What needs to be done:
Provide only the number of lines in the listing that contain the string "Invoices".

Input records:
________
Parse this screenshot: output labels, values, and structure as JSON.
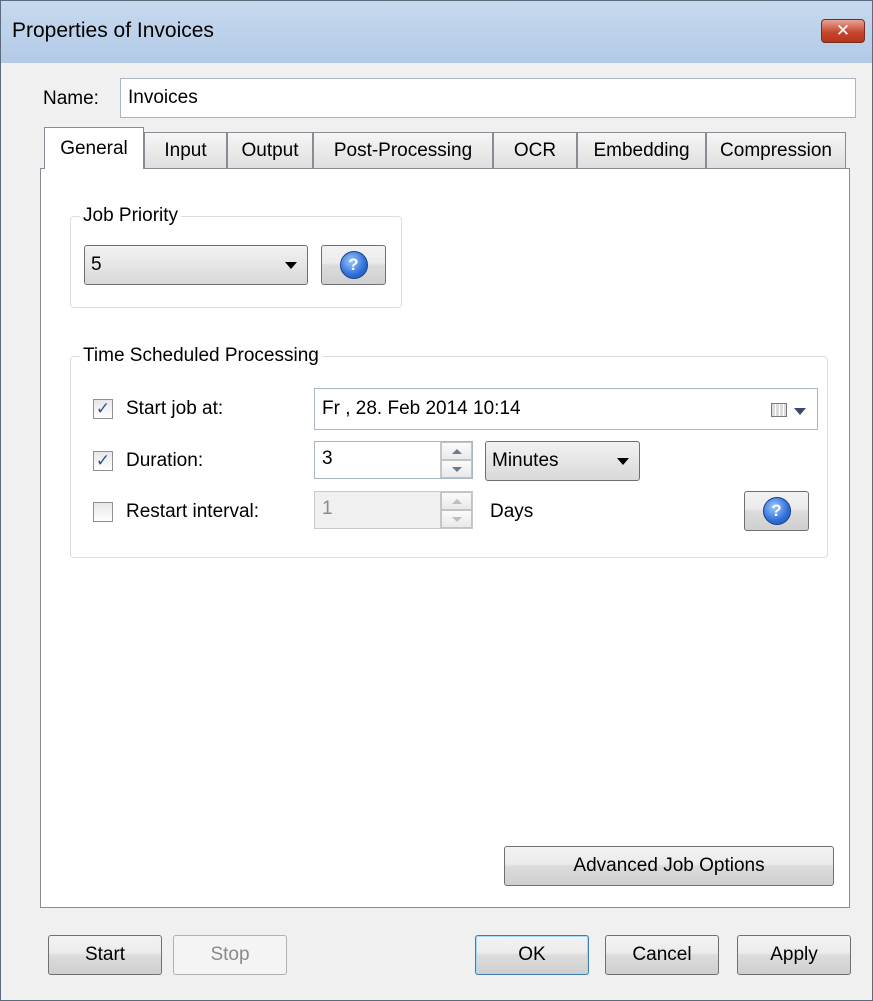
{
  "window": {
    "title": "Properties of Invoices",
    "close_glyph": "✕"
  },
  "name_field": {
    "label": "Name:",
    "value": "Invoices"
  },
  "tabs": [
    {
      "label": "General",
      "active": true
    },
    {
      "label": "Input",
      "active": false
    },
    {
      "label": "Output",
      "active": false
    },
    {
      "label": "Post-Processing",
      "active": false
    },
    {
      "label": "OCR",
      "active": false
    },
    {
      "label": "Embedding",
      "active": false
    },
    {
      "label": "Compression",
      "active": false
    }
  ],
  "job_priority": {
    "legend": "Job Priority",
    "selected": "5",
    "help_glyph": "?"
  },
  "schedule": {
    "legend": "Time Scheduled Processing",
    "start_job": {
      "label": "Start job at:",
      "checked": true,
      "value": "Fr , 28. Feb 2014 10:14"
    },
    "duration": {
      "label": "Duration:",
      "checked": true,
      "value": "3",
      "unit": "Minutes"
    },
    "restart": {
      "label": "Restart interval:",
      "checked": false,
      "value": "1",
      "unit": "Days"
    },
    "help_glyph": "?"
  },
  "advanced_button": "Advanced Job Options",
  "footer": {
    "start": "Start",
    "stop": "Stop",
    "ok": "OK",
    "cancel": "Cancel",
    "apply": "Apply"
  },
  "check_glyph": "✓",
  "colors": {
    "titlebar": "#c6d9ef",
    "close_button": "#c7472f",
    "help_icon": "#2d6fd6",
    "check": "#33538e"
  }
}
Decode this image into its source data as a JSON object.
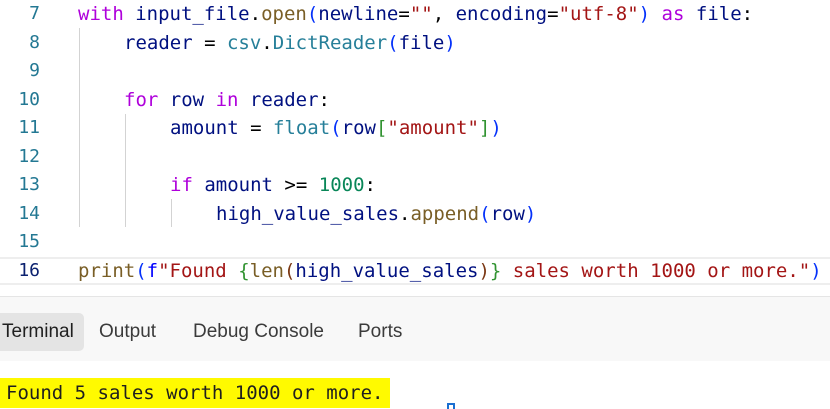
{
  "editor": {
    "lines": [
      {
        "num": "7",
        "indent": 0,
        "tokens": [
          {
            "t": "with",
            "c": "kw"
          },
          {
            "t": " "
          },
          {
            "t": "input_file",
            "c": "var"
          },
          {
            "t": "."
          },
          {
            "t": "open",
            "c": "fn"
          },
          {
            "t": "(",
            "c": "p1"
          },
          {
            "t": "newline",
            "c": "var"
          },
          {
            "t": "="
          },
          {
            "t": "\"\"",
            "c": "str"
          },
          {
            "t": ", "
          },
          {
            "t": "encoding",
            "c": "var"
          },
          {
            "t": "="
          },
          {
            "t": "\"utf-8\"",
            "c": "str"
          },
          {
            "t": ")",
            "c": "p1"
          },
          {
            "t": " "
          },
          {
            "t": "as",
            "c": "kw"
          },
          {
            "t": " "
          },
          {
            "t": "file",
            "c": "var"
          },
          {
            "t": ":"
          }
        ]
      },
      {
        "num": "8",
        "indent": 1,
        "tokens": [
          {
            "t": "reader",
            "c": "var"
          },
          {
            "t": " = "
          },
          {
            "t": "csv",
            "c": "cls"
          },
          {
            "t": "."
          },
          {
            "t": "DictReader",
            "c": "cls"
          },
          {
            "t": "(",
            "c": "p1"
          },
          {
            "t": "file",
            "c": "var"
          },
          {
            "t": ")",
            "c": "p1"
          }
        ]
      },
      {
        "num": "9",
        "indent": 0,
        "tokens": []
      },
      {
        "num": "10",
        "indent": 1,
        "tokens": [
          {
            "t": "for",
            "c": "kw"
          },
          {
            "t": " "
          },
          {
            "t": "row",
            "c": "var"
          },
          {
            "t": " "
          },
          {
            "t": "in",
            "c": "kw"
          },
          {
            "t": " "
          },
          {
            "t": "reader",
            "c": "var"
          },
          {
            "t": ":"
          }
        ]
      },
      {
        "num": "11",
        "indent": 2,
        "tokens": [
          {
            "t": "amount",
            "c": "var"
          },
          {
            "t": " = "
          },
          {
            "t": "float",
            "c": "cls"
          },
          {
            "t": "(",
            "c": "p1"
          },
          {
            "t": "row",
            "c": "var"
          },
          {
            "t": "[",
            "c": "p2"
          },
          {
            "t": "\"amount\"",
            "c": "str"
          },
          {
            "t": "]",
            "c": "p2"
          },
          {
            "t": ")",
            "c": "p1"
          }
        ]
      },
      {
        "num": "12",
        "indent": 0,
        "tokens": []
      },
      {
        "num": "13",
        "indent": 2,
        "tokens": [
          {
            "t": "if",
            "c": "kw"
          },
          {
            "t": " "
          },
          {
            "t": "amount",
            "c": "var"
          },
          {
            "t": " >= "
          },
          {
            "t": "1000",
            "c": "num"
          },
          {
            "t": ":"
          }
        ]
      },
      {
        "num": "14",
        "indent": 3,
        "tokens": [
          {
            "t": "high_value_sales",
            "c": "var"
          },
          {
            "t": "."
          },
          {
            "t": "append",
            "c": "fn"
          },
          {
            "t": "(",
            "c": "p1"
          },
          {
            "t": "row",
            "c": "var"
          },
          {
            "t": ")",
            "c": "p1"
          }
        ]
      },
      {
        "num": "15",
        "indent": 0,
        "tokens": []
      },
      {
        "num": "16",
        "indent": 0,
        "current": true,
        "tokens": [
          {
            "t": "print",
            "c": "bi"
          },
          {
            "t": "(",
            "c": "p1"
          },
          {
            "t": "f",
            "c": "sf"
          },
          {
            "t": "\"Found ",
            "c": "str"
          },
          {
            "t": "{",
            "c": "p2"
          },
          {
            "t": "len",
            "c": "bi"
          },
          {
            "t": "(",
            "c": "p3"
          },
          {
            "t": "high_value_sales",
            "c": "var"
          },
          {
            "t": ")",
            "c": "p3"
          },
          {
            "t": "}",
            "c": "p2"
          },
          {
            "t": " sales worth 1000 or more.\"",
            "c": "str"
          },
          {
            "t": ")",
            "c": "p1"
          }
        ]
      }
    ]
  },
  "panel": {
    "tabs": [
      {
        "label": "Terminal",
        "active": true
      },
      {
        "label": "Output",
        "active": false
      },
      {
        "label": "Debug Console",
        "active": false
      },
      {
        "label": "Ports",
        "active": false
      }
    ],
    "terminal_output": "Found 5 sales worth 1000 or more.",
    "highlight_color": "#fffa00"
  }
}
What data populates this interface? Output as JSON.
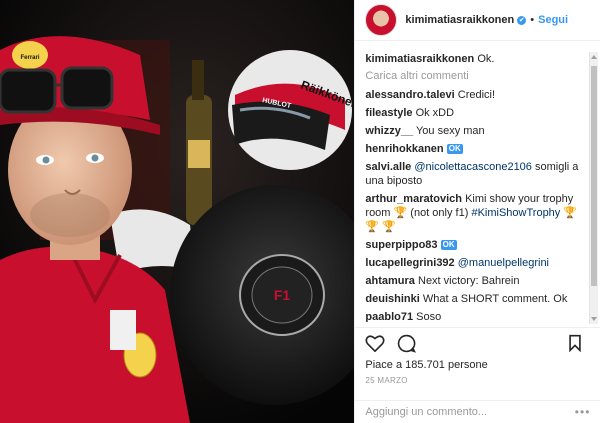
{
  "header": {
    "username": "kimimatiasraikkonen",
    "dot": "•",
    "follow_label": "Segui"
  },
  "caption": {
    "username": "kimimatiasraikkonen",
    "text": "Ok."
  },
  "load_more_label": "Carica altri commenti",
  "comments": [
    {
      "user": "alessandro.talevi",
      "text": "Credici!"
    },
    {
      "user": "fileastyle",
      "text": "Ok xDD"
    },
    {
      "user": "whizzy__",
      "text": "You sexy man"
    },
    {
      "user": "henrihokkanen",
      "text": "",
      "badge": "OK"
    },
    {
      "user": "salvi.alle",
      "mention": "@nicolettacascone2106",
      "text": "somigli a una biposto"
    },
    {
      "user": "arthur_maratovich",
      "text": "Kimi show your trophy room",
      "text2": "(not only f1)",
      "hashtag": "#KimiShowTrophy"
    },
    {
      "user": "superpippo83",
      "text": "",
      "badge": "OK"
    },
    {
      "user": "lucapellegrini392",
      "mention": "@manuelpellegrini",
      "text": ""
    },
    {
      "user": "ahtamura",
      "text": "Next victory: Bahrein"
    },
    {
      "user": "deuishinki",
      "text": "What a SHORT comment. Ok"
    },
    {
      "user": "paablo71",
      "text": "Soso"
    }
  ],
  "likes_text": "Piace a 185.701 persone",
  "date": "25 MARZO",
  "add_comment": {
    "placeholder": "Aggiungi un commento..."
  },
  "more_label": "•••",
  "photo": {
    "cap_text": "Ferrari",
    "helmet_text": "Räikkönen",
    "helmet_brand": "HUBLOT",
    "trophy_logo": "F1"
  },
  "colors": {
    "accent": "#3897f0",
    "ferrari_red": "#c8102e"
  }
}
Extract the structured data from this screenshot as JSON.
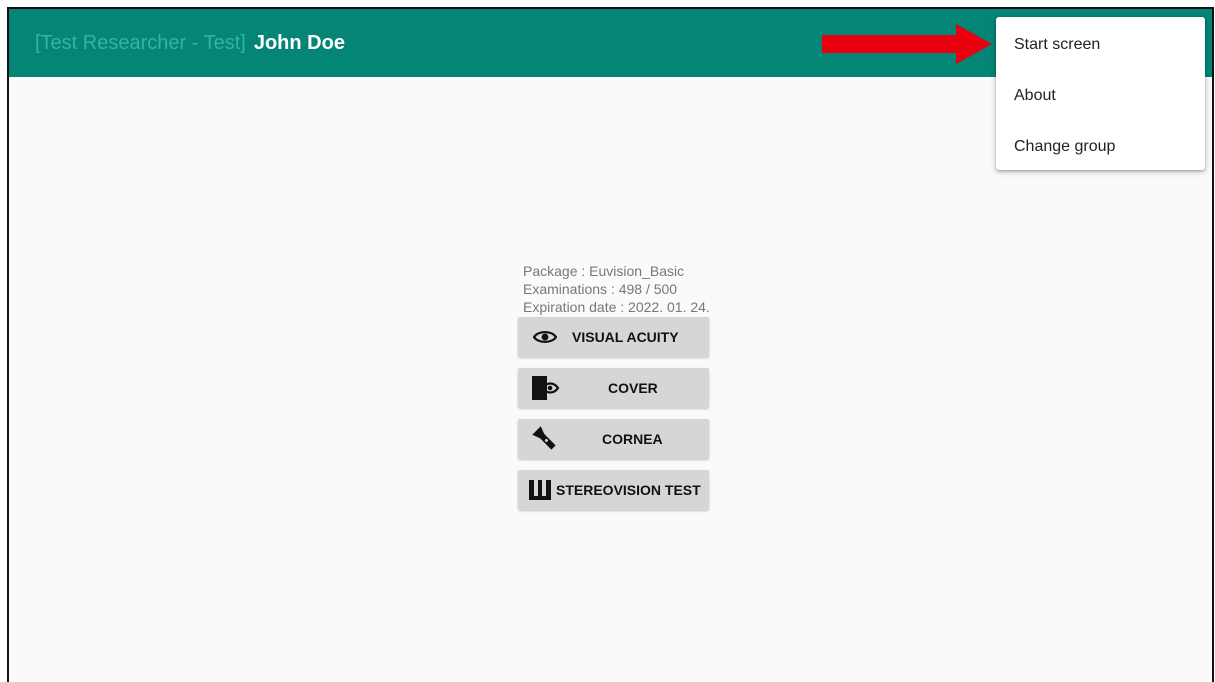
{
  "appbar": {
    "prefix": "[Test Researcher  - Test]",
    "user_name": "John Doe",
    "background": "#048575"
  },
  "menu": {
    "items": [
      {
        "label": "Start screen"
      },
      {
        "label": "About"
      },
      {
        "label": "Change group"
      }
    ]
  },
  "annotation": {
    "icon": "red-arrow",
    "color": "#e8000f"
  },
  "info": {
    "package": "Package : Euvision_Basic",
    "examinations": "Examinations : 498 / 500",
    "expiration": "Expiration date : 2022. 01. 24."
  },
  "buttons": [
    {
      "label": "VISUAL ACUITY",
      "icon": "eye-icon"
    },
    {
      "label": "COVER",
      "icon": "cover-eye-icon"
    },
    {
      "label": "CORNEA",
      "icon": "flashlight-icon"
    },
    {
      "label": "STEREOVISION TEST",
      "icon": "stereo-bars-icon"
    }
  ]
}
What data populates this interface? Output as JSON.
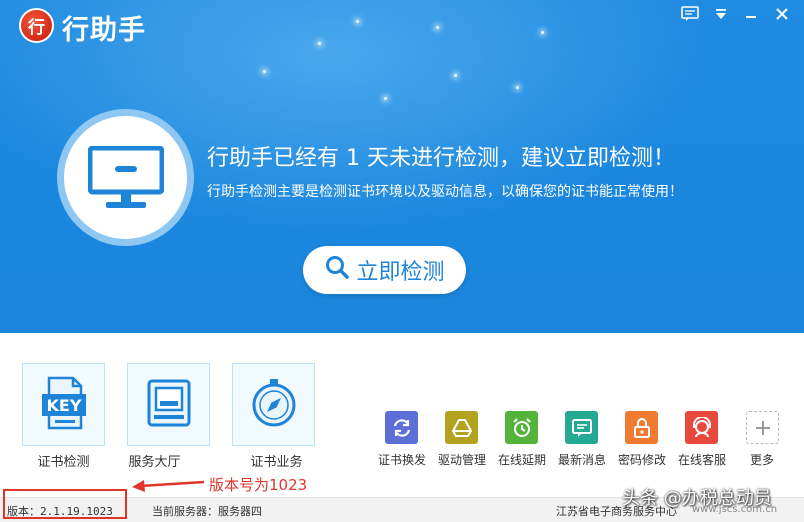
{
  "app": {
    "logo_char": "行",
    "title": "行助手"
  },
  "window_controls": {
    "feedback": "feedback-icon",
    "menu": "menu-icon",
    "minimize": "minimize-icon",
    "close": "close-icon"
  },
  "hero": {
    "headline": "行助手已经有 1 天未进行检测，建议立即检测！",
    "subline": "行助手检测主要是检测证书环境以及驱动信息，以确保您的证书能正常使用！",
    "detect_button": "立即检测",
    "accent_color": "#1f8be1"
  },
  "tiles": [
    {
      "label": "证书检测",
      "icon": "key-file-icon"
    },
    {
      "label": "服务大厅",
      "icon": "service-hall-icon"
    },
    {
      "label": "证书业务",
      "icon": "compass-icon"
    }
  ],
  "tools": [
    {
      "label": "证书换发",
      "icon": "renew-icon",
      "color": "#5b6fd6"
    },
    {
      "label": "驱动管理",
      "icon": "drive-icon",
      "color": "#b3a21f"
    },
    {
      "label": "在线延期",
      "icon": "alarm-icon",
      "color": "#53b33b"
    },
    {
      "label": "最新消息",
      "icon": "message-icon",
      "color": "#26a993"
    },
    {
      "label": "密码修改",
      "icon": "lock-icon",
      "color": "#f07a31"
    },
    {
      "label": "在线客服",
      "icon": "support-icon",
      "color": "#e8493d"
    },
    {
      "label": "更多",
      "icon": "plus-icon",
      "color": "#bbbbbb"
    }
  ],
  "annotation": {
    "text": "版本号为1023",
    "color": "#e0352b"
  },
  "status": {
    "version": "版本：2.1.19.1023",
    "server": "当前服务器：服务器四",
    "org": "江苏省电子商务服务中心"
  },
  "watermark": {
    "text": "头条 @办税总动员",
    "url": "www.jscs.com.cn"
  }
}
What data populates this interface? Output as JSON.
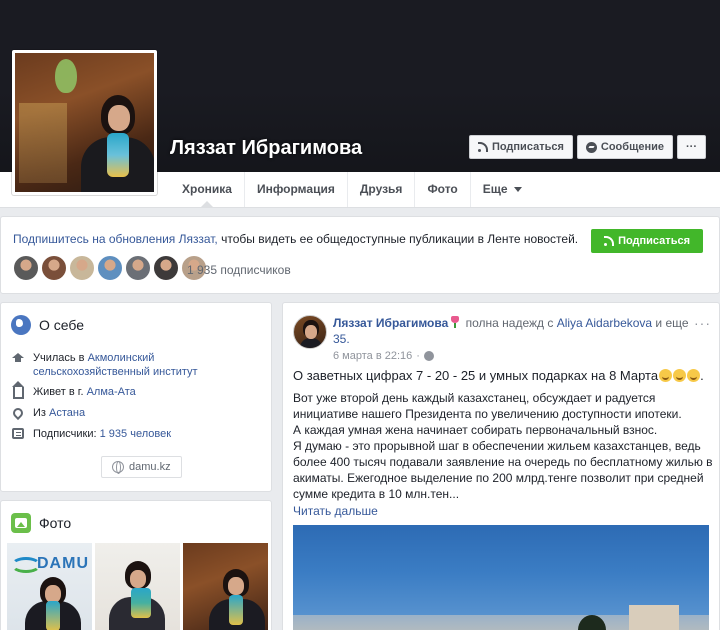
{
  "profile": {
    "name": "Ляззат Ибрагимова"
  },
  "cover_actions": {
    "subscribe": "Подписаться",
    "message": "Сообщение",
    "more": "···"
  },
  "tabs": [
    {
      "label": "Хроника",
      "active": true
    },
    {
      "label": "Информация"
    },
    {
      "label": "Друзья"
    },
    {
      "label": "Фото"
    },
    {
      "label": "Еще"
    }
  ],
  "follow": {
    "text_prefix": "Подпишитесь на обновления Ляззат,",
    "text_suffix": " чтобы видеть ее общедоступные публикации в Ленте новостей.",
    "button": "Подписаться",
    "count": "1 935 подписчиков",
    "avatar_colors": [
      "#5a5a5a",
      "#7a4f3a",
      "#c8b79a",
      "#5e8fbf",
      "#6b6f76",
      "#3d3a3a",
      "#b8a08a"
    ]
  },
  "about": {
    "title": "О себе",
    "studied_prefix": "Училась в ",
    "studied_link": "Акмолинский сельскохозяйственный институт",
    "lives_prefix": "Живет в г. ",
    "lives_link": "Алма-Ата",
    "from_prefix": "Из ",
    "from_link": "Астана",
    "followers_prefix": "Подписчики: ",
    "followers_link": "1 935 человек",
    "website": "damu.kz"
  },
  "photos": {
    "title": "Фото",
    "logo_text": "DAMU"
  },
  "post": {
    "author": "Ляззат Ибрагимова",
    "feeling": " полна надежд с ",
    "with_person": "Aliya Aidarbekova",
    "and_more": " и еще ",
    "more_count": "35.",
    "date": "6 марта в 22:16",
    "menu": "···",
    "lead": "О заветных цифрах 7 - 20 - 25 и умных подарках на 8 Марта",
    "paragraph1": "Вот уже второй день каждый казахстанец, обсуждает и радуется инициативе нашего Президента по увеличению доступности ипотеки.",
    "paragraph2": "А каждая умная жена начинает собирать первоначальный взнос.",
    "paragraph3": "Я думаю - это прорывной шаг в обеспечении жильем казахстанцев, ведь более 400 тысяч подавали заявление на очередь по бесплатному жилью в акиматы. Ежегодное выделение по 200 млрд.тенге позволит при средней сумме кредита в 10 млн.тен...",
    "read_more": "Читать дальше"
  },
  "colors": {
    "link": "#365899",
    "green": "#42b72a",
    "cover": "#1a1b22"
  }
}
________
The completed task:
2